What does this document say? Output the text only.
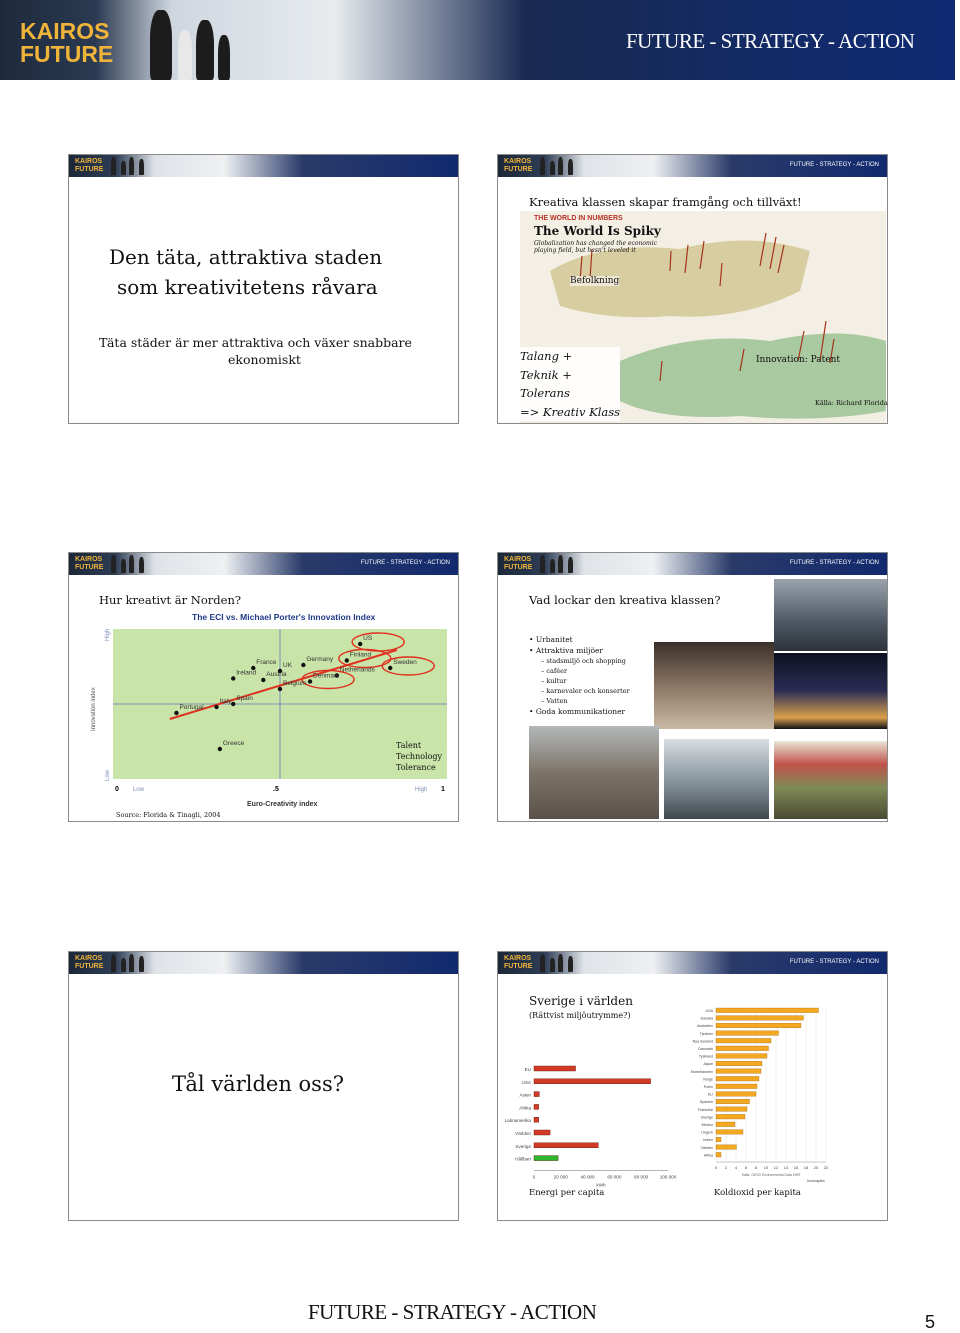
KAIROS
FUTURE	FUTURE - STRATEGY - ACTION
KAIROS
FUTURE
Den täta, attraktiva staden
som kreativitetens råvara
Täta städer är mer attraktiva och växer snabbare
ekonomiskt
KAIROS
FUTURE
FUTURE - STRATEGY - ACTION
Kreativa klassen skapar framgång och tillväxt!
THE WORLD IN NUMBERS
The World Is Spiky
Globalization has changed the economic
playing field, but hasn't leveled it
Befolkning
Talang +
Teknik +
Tolerans
=> Kreativ Klass
Innovation: Patent
Källa: Richard Florida
KAIROS
FUTURE
FUTURE - STRATEGY - ACTION
Hur kreativt är Norden?
The ECI vs. Michael Porter's Innovation Index
US
Finland
Sweden
Germany
France UK
Netherlands
Ireland Austria	Denmark
Belgium
Spain
Italy
Portugal
Greece
Innovation index
High
Low
0 Low	.5	High 1
Euro-Creativity index
Talent
Technology
Tolerance
Source: Florida & Tinagli, 2004
KAIROS
FUTURE
FUTURE - STRATEGY - ACTION
Vad lockar den kreativa klassen?
• Urbanitet
• Attraktiva miljöer
– stadsmiljö och shopping
– caféer
– kultur
– karnevaler och konserter
– Vatten
• Goda kommunikationer
KAIROS
FUTURE
Tål världen oss?
KAIROS
FUTURE
FUTURE - STRATEGY - ACTION
Sverige i världen
(Rättvist miljöutrymme?)
EU
USA
Asien
Afrika
Latinamerika
Världen
Sverige
Hållbart
0	20 000	40 000	60 000	80 000 100 000
kWh
USA
Kanada
Australien
Tjeckien
Nya Zeeland
Danmark
Tyskland
Japan
Storbritannien
Norge
Polen
EU
Spanien
Frankrike
Sverige
Mexiko
Ungern
Indien
Världen
Afrika
0 2 4 6 8 10 12 14 16 18 20 22
Källa: OECD Environmental Data 1999
ton/capita
Energi per capita	Koldioxid per kapita
FUTURE - STRATEGY - ACTION	5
- - - - -
• **Stated goal**
For the listing above, identify each line bearing "capita".

• **Task response**
ton/capita
Energi per capita	Koldioxid per kapita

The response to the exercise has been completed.